Aim
Show every line of the listing below that contains the word "Back".

Provided material
-- Start --

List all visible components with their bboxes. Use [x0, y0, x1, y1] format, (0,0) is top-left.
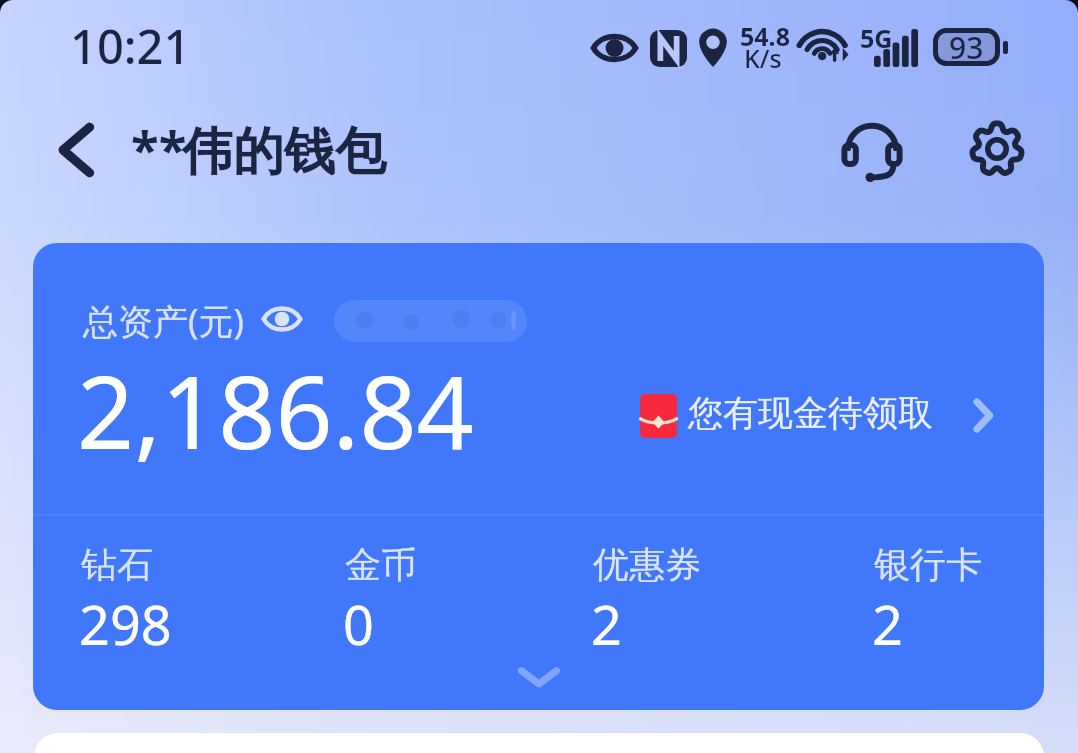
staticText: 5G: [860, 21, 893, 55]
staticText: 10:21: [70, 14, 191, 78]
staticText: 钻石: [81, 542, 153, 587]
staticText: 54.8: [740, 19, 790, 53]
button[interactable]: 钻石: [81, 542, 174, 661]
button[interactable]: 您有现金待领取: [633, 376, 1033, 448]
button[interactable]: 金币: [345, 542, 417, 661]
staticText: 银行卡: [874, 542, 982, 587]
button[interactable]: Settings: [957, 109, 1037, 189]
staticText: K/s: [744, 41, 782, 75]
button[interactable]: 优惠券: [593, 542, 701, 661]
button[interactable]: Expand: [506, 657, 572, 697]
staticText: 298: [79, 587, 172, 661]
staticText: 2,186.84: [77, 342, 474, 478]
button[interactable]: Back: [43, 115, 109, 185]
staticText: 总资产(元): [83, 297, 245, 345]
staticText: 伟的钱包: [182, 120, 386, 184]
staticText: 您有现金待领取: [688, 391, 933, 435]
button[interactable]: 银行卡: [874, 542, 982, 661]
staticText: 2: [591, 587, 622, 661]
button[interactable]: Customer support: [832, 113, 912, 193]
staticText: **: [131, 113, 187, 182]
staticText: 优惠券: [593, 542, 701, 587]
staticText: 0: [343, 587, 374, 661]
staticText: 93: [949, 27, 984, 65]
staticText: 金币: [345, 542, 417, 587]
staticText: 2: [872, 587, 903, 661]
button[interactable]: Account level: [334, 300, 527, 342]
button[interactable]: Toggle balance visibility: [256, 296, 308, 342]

-- End --
-- Start --

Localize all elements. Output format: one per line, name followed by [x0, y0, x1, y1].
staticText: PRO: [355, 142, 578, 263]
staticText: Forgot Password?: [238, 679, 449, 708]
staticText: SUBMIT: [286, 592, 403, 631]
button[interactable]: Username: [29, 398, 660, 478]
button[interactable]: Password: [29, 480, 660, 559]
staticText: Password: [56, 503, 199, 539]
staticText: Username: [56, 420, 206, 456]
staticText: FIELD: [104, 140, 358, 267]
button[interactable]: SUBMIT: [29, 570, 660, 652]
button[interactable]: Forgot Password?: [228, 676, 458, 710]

-- End --
-- Start --

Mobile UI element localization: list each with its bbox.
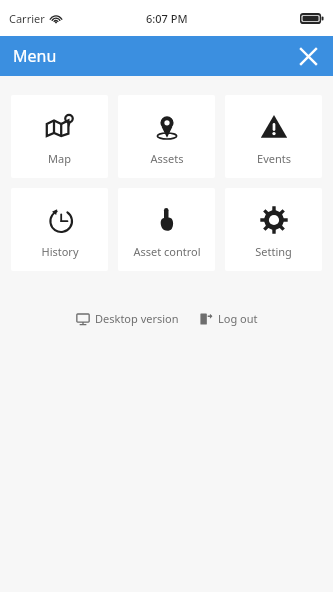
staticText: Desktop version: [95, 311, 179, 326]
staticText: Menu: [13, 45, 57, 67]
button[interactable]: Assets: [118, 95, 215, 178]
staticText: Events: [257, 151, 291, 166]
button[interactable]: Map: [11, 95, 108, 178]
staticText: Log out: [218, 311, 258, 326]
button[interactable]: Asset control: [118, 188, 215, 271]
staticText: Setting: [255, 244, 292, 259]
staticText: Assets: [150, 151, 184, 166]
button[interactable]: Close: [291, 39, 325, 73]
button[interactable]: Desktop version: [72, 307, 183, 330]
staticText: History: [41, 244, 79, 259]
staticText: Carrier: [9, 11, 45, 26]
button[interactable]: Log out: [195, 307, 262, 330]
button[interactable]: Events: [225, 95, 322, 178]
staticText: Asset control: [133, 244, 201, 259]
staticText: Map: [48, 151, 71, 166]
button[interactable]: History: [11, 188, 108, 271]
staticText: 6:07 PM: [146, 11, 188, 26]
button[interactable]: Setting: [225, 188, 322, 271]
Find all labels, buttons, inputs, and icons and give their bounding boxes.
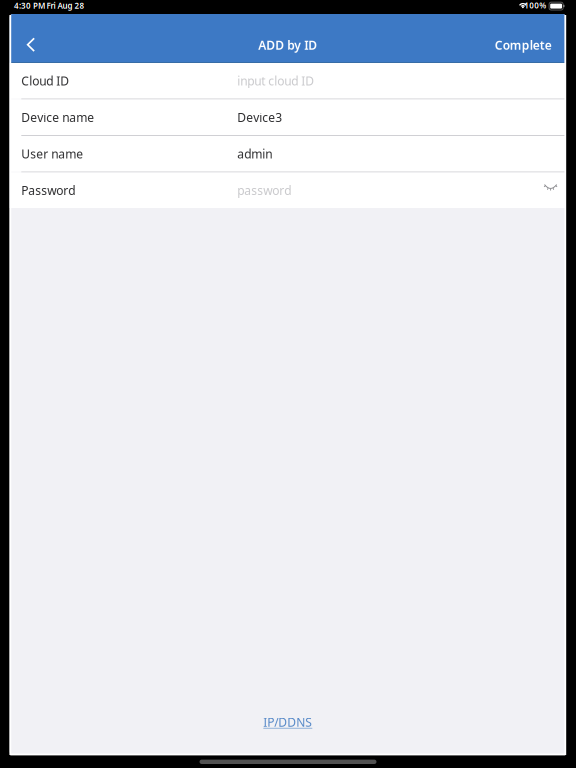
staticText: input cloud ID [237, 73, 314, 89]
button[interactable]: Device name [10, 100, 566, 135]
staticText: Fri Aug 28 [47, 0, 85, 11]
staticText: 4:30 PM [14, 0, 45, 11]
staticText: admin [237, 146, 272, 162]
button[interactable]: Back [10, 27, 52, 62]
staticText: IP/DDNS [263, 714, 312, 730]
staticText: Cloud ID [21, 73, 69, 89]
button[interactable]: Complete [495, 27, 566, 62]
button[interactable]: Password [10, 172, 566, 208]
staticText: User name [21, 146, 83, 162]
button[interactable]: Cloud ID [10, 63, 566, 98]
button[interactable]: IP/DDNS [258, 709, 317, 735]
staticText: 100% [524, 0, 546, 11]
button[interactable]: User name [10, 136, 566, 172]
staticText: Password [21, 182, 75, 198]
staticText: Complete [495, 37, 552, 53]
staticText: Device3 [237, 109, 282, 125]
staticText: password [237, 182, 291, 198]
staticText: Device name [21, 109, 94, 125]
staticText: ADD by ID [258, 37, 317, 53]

-- End --

Task response
button[interactable]: Back: [43, 115, 109, 185]
button[interactable]: Back [10, 27, 52, 62]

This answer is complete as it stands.